> Exercise requirements
Find and copy lines holding "here".
++++++++++
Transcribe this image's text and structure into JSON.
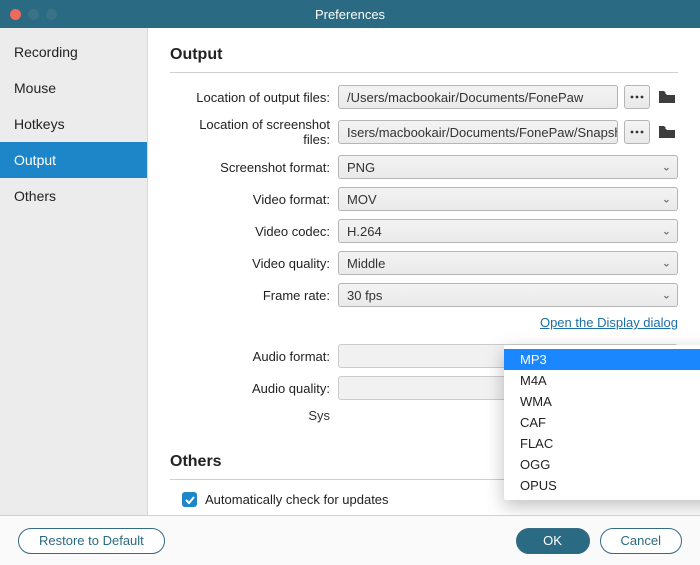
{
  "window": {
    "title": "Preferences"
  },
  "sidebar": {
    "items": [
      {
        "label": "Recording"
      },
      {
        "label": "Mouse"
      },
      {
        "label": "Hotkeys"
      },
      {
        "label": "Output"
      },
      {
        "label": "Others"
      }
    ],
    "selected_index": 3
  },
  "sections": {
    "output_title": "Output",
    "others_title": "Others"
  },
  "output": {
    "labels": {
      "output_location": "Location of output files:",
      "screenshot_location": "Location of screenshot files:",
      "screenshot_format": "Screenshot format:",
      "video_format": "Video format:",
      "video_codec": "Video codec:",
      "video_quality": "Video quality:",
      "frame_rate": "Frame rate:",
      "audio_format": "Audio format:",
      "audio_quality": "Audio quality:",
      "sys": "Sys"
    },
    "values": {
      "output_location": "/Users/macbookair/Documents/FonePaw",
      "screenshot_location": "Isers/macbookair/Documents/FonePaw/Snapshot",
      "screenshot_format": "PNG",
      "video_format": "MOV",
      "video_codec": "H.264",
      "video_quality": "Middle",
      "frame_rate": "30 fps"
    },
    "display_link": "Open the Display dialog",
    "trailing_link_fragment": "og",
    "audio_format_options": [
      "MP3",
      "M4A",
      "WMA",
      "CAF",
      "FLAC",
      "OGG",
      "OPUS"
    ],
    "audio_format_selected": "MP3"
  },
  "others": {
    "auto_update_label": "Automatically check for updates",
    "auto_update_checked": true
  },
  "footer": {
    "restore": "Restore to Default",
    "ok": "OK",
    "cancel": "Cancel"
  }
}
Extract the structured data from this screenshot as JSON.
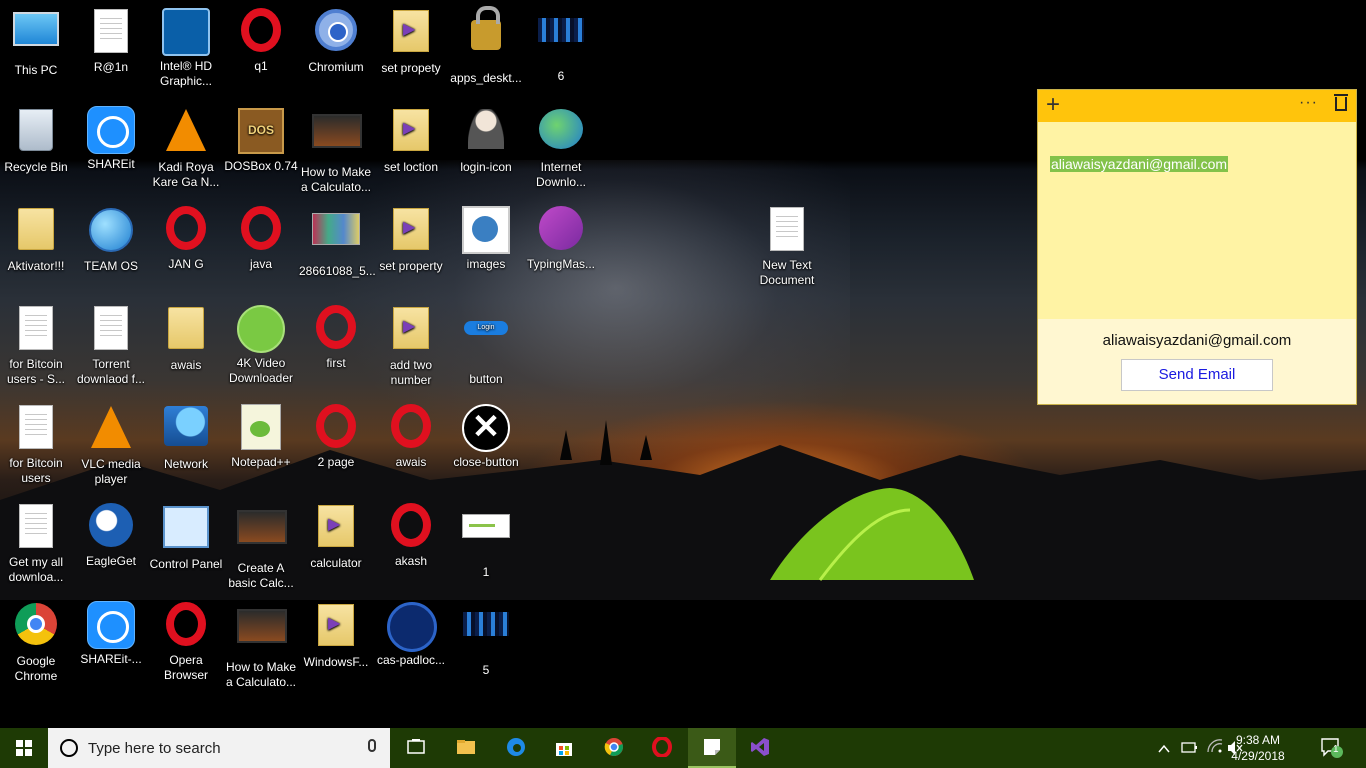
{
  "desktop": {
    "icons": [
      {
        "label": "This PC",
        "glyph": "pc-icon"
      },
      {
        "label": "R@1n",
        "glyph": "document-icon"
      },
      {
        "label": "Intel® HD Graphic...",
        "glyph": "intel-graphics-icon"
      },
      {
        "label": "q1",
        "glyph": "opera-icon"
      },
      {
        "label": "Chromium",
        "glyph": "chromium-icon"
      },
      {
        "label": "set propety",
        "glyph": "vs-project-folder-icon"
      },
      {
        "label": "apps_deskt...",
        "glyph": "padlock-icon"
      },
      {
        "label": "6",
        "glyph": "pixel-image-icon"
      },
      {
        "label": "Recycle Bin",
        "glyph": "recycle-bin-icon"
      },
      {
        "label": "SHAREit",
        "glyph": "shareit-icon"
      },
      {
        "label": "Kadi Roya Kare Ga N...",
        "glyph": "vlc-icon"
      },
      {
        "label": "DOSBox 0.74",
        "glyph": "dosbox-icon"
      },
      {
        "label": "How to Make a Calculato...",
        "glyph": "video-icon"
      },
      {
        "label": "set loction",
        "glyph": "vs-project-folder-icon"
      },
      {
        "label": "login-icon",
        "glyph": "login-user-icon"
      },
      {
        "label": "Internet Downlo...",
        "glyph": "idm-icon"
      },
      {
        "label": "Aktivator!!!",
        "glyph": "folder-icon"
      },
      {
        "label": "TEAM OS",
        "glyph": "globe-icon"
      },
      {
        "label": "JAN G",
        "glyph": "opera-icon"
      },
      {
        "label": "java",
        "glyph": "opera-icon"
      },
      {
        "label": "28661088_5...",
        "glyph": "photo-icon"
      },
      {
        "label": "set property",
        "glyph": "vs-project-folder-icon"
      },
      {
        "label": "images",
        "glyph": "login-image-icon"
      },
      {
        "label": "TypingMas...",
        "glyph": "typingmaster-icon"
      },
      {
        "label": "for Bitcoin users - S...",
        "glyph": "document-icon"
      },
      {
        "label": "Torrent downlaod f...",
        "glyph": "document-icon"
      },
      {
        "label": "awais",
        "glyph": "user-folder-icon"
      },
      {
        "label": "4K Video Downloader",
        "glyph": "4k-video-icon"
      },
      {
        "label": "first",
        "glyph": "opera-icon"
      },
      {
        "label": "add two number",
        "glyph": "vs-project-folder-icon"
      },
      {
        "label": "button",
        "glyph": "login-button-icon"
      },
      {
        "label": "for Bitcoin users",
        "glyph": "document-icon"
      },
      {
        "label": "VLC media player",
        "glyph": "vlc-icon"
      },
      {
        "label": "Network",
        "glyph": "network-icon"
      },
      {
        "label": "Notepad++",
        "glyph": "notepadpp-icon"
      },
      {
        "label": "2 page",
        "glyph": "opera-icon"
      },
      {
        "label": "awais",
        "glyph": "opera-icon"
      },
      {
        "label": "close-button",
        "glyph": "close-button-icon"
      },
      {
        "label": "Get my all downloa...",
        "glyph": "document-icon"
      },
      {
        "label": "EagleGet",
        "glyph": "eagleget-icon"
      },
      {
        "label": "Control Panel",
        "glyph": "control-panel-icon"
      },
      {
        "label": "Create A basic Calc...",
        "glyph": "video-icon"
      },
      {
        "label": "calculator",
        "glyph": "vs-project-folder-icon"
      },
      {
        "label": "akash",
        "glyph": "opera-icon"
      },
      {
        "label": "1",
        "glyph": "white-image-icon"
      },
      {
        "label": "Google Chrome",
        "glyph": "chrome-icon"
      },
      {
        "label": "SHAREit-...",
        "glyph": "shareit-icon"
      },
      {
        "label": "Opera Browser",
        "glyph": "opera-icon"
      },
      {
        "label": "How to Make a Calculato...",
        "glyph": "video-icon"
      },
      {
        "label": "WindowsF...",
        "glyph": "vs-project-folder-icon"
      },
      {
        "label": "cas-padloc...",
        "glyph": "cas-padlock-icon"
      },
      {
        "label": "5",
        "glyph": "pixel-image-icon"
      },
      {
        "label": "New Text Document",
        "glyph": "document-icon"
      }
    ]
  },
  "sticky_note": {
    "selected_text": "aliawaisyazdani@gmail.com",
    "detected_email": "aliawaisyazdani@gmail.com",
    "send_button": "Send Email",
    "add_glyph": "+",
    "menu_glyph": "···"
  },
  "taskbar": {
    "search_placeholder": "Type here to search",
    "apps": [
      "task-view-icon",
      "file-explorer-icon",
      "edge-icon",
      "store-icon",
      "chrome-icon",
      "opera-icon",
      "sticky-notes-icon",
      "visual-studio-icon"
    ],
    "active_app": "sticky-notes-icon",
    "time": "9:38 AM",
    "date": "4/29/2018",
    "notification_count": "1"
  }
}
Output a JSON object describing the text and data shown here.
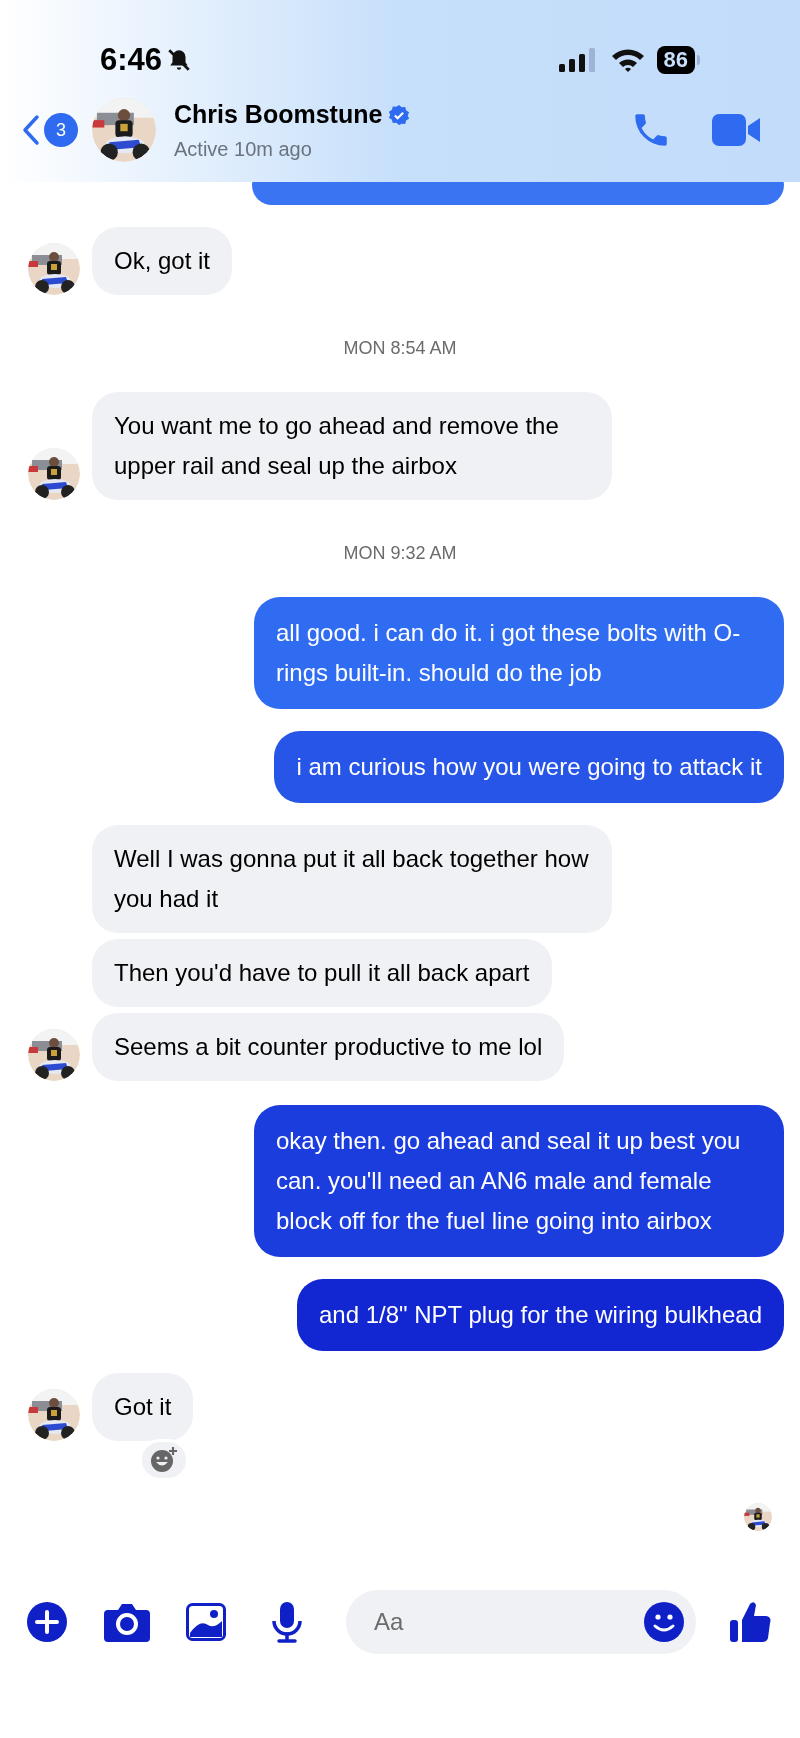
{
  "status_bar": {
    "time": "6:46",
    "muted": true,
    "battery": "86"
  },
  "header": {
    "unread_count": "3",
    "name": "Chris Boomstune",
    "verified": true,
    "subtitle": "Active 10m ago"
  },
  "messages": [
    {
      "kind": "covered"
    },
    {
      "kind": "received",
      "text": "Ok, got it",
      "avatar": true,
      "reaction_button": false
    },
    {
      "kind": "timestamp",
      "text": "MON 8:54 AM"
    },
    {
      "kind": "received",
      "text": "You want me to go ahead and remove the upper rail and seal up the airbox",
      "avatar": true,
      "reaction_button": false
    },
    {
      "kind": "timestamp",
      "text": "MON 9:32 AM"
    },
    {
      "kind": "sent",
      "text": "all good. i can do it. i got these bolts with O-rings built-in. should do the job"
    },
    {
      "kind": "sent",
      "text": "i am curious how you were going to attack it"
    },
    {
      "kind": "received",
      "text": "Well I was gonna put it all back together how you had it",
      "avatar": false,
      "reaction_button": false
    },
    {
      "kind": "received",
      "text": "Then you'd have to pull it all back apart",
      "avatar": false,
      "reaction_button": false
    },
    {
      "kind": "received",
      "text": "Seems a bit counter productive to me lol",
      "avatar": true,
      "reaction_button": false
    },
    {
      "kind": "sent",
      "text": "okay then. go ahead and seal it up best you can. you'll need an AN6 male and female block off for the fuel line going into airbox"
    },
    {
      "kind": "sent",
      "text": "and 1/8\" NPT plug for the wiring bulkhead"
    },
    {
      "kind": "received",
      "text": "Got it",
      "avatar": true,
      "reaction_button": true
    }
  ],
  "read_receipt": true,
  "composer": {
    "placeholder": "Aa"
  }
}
++++++++++
> Complete output
    "search_placeholder": "Type here to search",
Output a JSON object describing the text and data shown here.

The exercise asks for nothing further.